PROMPT:
Make an exact copy of the records, with the pictures left out.

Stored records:

## start

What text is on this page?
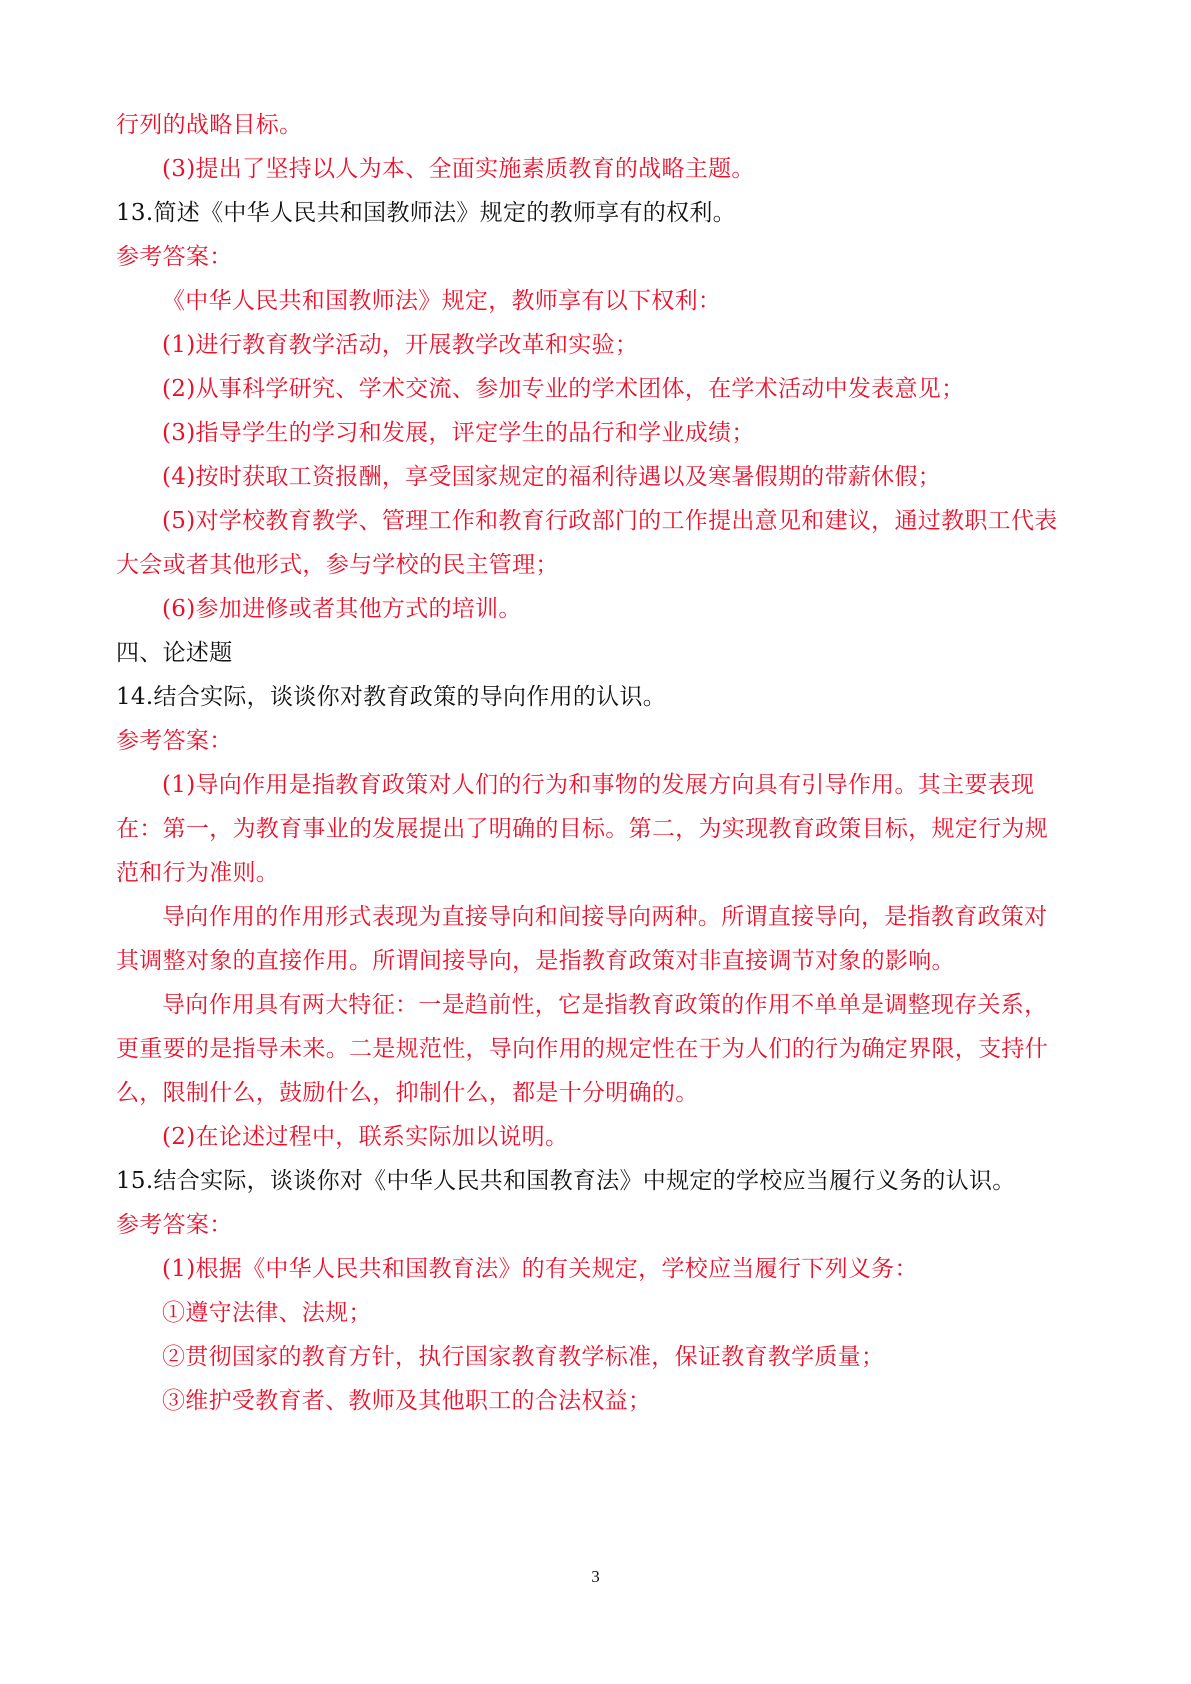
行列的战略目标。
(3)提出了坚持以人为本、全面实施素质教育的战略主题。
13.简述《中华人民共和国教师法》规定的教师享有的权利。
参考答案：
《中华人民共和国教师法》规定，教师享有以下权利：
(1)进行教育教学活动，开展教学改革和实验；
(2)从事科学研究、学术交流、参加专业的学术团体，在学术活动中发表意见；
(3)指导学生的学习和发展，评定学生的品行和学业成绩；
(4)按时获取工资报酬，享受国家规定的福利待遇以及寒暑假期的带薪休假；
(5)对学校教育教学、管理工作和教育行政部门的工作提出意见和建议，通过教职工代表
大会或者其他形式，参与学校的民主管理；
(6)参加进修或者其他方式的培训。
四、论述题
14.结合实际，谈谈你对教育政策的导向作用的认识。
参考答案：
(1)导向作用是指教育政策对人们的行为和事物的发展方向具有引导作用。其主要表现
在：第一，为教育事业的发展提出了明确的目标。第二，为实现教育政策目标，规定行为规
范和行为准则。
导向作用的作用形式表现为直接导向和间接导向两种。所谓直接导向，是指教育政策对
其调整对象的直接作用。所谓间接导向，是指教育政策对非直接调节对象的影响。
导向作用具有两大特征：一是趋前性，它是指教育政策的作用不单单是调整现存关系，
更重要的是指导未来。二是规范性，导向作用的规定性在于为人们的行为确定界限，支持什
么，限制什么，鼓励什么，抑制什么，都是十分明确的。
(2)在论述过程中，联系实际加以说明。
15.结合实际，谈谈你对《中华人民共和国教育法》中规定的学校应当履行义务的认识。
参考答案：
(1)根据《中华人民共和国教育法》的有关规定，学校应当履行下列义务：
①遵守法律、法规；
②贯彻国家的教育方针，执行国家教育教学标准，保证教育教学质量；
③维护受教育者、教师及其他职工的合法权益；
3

## end

ANSWER TO THIS PROBLEM:
What text is on this page?
行列的战略目标。
(3)提出了坚持以人为本、全面实施素质教育的战略主题。
13.简述《中华人民共和国教师法》规定的教师享有的权利。
参考答案：
《中华人民共和国教师法》规定，教师享有以下权利：
(1)进行教育教学活动，开展教学改革和实验；
(2)从事科学研究、学术交流、参加专业的学术团体，在学术活动中发表意见；
(3)指导学生的学习和发展，评定学生的品行和学业成绩；
(4)按时获取工资报酬，享受国家规定的福利待遇以及寒暑假期的带薪休假；
(5)对学校教育教学、管理工作和教育行政部门的工作提出意见和建议，通过教职工代表
大会或者其他形式，参与学校的民主管理；
(6)参加进修或者其他方式的培训。
四、论述题
14.结合实际，谈谈你对教育政策的导向作用的认识。
参考答案：
(1)导向作用是指教育政策对人们的行为和事物的发展方向具有引导作用。其主要表现
在：第一，为教育事业的发展提出了明确的目标。第二，为实现教育政策目标，规定行为规
范和行为准则。
导向作用的作用形式表现为直接导向和间接导向两种。所谓直接导向，是指教育政策对
其调整对象的直接作用。所谓间接导向，是指教育政策对非直接调节对象的影响。
导向作用具有两大特征：一是趋前性，它是指教育政策的作用不单单是调整现存关系，
更重要的是指导未来。二是规范性，导向作用的规定性在于为人们的行为确定界限，支持什
么，限制什么，鼓励什么，抑制什么，都是十分明确的。
(2)在论述过程中，联系实际加以说明。
15.结合实际，谈谈你对《中华人民共和国教育法》中规定的学校应当履行义务的认识。
参考答案：
(1)根据《中华人民共和国教育法》的有关规定，学校应当履行下列义务：
①遵守法律、法规；
②贯彻国家的教育方针，执行国家教育教学标准，保证教育教学质量；
③维护受教育者、教师及其他职工的合法权益；
3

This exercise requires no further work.